_Task objective_:
Take the listing and print it in full, exactly as given.

_Stored rows_:

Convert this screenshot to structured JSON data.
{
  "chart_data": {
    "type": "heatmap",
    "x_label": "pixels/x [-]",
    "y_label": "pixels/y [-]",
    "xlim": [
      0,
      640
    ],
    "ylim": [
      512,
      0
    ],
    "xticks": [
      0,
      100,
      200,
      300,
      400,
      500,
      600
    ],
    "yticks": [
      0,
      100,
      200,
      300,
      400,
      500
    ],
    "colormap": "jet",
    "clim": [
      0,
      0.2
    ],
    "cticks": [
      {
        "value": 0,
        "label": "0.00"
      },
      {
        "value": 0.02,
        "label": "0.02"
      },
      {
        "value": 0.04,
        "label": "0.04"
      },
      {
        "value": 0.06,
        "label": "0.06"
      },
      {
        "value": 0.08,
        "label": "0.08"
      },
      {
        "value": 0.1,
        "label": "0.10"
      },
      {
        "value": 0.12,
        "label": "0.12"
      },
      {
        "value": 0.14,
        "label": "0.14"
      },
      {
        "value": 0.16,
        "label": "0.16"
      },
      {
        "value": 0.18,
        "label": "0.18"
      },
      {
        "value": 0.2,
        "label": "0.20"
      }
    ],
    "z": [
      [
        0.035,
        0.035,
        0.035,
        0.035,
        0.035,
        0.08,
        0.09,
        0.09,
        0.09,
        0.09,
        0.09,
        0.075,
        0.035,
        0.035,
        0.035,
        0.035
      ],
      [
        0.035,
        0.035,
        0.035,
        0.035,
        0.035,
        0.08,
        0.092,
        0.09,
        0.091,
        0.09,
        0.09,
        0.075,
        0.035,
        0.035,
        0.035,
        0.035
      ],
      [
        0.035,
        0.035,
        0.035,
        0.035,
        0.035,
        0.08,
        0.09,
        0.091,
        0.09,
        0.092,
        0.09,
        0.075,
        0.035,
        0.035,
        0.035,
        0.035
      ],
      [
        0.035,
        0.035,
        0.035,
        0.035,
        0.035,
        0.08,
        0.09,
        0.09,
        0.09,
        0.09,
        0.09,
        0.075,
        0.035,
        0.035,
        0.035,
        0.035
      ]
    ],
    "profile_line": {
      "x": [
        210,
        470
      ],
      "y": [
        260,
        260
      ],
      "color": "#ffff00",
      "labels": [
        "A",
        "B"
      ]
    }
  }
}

_Answer_:
Convert this screenshot to structured JSON data.
{
  "chart_data": {
    "type": "heatmap",
    "x_label": "pixels/x [-]",
    "y_label": "pixels/y [-]",
    "xlim": [
      0,
      640
    ],
    "ylim": [
      512,
      0
    ],
    "xticks": [
      0,
      100,
      200,
      300,
      400,
      500,
      600
    ],
    "yticks": [
      0,
      100,
      200,
      300,
      400,
      500
    ],
    "colormap": "jet",
    "clim": [
      0,
      0.2
    ],
    "cticks": [
      {
        "value": 0,
        "label": "0.00"
      },
      {
        "value": 0.02,
        "label": "0.02"
      },
      {
        "value": 0.04,
        "label": "0.04"
      },
      {
        "value": 0.06,
        "label": "0.06"
      },
      {
        "value": 0.08,
        "label": "0.08"
      },
      {
        "value": 0.1,
        "label": "0.10"
      },
      {
        "value": 0.12,
        "label": "0.12"
      },
      {
        "value": 0.14,
        "label": "0.14"
      },
      {
        "value": 0.16,
        "label": "0.16"
      },
      {
        "value": 0.18,
        "label": "0.18"
      },
      {
        "value": 0.2,
        "label": "0.20"
      }
    ],
    "z": [
      [
        0.035,
        0.035,
        0.035,
        0.035,
        0.035,
        0.08,
        0.09,
        0.09,
        0.09,
        0.09,
        0.09,
        0.075,
        0.035,
        0.035,
        0.035,
        0.035
      ],
      [
        0.035,
        0.035,
        0.035,
        0.035,
        0.035,
        0.08,
        0.092,
        0.09,
        0.091,
        0.09,
        0.09,
        0.075,
        0.035,
        0.035,
        0.035,
        0.035
      ],
      [
        0.035,
        0.035,
        0.035,
        0.035,
        0.035,
        0.08,
        0.09,
        0.091,
        0.09,
        0.092,
        0.09,
        0.075,
        0.035,
        0.035,
        0.035,
        0.035
      ],
      [
        0.035,
        0.035,
        0.035,
        0.035,
        0.035,
        0.08,
        0.09,
        0.09,
        0.09,
        0.09,
        0.09,
        0.075,
        0.035,
        0.035,
        0.035,
        0.035
      ]
    ],
    "profile_line": {
      "x": [
        210,
        470
      ],
      "y": [
        260,
        260
      ],
      "color": "#ffff00",
      "labels": [
        "A",
        "B"
      ]
    }
  }
}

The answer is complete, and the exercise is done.